Stored data:
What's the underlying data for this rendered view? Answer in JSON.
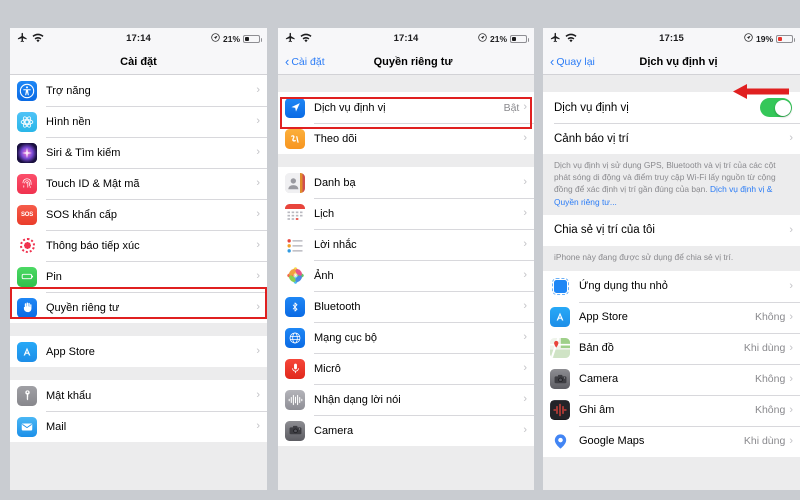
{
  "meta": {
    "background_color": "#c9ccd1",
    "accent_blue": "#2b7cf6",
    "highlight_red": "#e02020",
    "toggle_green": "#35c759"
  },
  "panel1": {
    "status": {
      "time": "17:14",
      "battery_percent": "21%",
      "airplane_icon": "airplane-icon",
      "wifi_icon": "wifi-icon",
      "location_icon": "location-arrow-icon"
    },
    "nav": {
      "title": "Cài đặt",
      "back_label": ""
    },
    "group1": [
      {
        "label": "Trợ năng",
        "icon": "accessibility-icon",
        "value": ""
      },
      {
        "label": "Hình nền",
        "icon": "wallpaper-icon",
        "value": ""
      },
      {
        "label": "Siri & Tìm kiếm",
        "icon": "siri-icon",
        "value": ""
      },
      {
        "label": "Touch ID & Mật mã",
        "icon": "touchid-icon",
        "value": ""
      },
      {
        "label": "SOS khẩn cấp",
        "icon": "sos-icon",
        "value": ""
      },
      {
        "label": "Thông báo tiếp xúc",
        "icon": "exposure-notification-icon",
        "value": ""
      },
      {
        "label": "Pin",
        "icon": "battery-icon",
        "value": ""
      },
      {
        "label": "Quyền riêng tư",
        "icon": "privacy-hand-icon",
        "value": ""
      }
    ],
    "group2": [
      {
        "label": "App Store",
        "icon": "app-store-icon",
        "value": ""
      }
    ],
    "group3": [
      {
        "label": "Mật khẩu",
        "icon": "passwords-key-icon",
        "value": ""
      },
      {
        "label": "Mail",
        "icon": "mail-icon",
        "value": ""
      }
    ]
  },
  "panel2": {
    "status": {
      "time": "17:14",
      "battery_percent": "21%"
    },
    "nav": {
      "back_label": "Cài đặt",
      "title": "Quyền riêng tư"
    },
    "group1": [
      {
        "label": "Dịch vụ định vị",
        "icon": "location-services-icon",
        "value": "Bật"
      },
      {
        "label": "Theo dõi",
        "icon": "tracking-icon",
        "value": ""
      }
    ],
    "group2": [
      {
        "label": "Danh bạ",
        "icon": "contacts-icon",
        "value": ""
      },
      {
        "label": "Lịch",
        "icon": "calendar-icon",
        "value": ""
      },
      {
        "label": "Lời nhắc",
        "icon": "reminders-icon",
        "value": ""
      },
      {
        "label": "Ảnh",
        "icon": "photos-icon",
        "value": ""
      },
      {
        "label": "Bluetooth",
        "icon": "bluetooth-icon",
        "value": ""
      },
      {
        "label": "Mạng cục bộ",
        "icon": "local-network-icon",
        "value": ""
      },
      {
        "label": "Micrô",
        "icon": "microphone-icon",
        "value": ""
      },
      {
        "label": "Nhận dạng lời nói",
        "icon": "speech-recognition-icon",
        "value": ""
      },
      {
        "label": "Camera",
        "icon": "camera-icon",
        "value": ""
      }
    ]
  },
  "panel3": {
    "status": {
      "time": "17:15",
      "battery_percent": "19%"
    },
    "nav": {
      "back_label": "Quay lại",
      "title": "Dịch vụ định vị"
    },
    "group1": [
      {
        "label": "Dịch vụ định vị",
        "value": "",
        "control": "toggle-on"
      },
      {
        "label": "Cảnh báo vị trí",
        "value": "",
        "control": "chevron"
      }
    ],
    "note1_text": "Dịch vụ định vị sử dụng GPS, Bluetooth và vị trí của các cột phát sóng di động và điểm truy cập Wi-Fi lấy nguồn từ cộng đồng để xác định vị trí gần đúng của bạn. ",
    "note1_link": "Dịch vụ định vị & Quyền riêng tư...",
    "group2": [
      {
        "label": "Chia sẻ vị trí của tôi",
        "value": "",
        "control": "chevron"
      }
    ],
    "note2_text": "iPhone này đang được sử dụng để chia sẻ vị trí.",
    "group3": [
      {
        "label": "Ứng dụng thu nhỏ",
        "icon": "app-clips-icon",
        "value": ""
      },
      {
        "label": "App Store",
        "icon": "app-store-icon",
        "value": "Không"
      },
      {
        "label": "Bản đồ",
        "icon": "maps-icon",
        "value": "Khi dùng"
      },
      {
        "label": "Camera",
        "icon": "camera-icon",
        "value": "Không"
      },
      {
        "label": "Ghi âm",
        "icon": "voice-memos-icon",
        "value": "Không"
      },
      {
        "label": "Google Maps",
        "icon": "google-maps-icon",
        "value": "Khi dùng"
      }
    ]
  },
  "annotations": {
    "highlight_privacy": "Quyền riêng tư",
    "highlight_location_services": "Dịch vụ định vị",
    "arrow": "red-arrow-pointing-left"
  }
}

▶ **What is expected**: Pull out each line holding the string "Quyền".

▶ **Solution for this exercise**:
        "label": "Quyền riêng tư",
      "title": "Quyền riêng tư"
    "note1_link": "Dịch vụ định vị & Quyền riêng tư...",
    "highlight_privacy": "Quyền riêng tư",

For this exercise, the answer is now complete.